(Data for processing)
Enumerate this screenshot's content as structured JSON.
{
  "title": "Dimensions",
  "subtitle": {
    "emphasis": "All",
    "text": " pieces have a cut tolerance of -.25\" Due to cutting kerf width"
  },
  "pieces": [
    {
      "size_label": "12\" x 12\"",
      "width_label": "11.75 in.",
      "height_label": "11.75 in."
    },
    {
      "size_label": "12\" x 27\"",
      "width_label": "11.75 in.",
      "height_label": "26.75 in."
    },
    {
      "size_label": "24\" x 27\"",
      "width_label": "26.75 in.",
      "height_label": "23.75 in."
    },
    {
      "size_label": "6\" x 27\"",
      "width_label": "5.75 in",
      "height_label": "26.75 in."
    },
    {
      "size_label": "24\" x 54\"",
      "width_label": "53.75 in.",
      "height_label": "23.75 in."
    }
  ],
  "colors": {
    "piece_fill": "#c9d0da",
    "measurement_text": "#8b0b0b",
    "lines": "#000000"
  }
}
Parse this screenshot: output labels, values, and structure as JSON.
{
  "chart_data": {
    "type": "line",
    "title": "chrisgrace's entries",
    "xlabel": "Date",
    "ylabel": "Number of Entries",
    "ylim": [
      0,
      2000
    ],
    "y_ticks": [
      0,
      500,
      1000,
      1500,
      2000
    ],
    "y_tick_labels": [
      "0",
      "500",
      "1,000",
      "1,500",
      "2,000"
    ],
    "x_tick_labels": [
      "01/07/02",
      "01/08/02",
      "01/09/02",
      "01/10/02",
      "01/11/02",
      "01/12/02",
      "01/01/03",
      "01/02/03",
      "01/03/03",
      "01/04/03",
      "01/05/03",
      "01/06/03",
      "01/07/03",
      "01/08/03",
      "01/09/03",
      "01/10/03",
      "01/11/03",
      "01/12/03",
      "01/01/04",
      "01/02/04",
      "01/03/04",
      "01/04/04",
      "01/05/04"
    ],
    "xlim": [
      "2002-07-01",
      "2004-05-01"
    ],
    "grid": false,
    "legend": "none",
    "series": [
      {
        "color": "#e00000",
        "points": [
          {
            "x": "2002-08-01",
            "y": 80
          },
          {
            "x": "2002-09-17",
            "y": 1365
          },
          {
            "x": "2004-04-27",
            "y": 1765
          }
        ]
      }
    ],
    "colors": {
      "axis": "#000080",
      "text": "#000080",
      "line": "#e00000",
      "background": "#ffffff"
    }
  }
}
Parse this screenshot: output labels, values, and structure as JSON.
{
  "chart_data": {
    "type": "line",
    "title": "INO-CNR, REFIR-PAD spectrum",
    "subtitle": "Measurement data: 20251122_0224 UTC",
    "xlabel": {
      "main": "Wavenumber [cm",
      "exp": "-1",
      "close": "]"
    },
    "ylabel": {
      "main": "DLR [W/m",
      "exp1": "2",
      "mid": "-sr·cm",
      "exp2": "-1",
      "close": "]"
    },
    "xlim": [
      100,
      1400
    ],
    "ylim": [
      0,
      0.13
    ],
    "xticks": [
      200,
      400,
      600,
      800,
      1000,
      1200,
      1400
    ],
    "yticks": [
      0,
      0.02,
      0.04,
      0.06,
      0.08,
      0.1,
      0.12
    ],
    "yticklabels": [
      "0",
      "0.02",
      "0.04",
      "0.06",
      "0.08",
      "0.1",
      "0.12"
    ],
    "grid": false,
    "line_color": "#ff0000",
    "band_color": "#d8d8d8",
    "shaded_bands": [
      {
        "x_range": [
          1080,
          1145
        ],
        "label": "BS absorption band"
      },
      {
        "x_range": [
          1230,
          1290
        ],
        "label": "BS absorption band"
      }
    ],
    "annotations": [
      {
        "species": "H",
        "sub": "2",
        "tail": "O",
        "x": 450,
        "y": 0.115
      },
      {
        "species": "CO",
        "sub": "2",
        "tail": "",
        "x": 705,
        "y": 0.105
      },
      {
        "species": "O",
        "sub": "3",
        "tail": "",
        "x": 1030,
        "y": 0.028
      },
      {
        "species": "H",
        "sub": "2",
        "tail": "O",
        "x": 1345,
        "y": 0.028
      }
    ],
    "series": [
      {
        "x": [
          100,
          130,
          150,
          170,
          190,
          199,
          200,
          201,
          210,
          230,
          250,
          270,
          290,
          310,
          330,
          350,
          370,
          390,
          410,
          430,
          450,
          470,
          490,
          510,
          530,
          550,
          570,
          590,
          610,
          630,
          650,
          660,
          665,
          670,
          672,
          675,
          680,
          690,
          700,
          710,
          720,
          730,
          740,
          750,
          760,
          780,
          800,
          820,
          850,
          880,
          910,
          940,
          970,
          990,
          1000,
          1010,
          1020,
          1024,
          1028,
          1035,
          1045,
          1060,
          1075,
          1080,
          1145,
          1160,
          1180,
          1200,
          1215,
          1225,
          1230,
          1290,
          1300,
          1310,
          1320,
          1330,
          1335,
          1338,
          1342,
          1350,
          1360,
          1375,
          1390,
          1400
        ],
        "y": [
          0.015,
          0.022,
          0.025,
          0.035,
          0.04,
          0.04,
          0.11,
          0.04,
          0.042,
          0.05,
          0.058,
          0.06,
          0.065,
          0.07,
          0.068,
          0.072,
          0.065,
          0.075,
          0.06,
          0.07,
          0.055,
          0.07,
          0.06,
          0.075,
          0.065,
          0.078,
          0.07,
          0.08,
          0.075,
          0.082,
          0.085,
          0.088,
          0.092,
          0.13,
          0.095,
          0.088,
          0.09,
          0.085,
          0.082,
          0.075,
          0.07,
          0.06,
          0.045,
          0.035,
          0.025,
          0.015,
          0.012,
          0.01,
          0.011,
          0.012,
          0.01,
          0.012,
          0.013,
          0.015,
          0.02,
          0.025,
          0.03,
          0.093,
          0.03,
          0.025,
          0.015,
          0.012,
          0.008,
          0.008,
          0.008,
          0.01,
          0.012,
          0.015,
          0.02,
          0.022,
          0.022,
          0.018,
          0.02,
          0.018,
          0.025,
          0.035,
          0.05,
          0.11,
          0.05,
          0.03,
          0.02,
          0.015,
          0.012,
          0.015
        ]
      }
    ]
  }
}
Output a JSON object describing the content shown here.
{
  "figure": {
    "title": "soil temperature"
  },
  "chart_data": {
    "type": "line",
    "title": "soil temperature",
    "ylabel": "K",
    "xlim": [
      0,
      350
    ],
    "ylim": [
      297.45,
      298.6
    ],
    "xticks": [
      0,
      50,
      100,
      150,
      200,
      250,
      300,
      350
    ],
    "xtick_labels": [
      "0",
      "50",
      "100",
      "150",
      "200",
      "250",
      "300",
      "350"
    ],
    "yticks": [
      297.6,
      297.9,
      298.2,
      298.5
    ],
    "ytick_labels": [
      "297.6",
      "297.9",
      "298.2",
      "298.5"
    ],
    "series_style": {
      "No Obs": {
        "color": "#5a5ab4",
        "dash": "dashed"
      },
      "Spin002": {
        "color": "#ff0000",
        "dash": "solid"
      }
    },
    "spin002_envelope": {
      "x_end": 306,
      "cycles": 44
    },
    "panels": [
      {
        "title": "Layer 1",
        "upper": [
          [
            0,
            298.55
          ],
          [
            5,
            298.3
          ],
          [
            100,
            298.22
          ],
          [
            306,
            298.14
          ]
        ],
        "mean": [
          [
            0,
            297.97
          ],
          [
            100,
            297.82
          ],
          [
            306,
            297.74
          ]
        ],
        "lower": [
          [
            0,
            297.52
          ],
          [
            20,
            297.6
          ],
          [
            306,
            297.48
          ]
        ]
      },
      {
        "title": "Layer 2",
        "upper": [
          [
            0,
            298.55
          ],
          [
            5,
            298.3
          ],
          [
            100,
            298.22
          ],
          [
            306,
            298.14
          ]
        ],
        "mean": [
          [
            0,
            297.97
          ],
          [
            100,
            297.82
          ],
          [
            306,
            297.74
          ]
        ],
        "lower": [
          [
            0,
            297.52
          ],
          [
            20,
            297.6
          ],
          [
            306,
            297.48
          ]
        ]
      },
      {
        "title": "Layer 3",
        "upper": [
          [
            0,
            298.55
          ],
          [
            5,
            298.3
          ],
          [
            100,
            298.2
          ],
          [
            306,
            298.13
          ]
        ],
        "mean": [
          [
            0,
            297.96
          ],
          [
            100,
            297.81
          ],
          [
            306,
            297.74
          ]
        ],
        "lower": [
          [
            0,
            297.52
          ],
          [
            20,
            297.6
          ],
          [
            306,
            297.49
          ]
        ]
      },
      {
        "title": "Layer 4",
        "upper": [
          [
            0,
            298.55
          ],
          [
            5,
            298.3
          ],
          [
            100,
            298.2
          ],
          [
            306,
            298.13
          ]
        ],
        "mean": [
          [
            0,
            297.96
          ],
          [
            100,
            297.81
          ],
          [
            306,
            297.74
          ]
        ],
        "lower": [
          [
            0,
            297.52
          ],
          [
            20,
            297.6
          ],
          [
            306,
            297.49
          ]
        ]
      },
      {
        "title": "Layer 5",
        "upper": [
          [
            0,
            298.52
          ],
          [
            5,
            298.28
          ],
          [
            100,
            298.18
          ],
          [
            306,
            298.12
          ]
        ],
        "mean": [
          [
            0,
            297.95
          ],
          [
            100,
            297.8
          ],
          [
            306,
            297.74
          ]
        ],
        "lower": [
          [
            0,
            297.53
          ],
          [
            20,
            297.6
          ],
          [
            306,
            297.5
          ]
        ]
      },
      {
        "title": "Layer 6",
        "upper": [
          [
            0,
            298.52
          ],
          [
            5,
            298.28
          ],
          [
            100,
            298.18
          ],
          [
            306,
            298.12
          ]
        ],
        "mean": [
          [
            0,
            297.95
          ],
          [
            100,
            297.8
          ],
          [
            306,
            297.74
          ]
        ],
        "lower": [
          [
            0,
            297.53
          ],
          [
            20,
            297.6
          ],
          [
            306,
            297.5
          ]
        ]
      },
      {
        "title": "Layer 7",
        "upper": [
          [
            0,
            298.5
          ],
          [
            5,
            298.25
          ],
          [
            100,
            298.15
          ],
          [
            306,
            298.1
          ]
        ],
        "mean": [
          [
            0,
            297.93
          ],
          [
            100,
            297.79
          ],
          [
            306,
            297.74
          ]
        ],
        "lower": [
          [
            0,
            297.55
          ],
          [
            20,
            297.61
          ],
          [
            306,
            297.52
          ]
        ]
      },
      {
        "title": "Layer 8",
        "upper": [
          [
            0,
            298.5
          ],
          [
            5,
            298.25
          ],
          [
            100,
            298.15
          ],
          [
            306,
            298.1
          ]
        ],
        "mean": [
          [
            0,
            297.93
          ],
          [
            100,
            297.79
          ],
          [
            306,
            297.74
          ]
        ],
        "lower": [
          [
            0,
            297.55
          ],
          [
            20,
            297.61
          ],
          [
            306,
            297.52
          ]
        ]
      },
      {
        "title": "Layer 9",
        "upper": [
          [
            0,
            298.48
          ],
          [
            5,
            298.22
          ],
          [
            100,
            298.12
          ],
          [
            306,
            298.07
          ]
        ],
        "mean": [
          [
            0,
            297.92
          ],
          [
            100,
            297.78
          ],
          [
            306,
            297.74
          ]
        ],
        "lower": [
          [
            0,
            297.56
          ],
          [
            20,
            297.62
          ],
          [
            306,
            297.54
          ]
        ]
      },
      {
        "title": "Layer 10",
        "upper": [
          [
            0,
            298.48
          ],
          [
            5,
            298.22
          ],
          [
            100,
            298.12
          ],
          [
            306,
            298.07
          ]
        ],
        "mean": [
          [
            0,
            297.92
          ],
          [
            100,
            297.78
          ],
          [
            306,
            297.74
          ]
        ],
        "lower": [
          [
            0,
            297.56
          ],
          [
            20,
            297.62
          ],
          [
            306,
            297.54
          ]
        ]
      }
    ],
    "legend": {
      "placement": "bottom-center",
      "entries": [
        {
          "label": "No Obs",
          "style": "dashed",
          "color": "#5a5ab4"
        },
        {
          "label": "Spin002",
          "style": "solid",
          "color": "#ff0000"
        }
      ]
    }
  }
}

(Written problem)
Return every line of the preceding records in which the word "ylabel" appears.

(Output for this task)
    "ylabel": "Number of Entries",
    "ylabel": {
    "ylabel": "K",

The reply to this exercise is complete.